→ Goal of the exercise:
Your task is to output the entries below word for word.

→ Recorded information:
## Begin

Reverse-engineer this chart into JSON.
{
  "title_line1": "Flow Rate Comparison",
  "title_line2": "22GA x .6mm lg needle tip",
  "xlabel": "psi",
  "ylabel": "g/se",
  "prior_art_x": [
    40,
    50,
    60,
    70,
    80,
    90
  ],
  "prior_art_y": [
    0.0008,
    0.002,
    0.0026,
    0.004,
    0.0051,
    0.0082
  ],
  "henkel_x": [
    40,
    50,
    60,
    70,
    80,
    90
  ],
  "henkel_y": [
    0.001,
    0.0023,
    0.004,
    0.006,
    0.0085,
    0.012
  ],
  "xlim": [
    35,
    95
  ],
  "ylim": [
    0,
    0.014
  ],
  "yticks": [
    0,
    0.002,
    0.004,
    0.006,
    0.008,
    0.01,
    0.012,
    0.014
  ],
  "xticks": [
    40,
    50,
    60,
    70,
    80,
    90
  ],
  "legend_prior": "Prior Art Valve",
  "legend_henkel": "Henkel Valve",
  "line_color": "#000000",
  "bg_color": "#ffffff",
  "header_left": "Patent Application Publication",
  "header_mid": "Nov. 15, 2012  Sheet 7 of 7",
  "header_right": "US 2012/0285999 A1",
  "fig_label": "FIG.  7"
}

## End

→ Task response:
Reverse-engineer this chart into JSON.
{
  "title_line1": "Flow Rate Comparison",
  "title_line2": "22GA x .6mm lg needle tip",
  "xlabel": "psi",
  "ylabel": "g/se",
  "prior_art_x": [
    40,
    50,
    60,
    70,
    80,
    90
  ],
  "prior_art_y": [
    0.0008,
    0.002,
    0.0026,
    0.004,
    0.0051,
    0.0082
  ],
  "henkel_x": [
    40,
    50,
    60,
    70,
    80,
    90
  ],
  "henkel_y": [
    0.001,
    0.0023,
    0.004,
    0.006,
    0.0085,
    0.012
  ],
  "xlim": [
    35,
    95
  ],
  "ylim": [
    0,
    0.014
  ],
  "yticks": [
    0,
    0.002,
    0.004,
    0.006,
    0.008,
    0.01,
    0.012,
    0.014
  ],
  "xticks": [
    40,
    50,
    60,
    70,
    80,
    90
  ],
  "legend_prior": "Prior Art Valve",
  "legend_henkel": "Henkel Valve",
  "line_color": "#000000",
  "bg_color": "#ffffff",
  "header_left": "Patent Application Publication",
  "header_mid": "Nov. 15, 2012  Sheet 7 of 7",
  "header_right": "US 2012/0285999 A1",
  "fig_label": "FIG.  7"
}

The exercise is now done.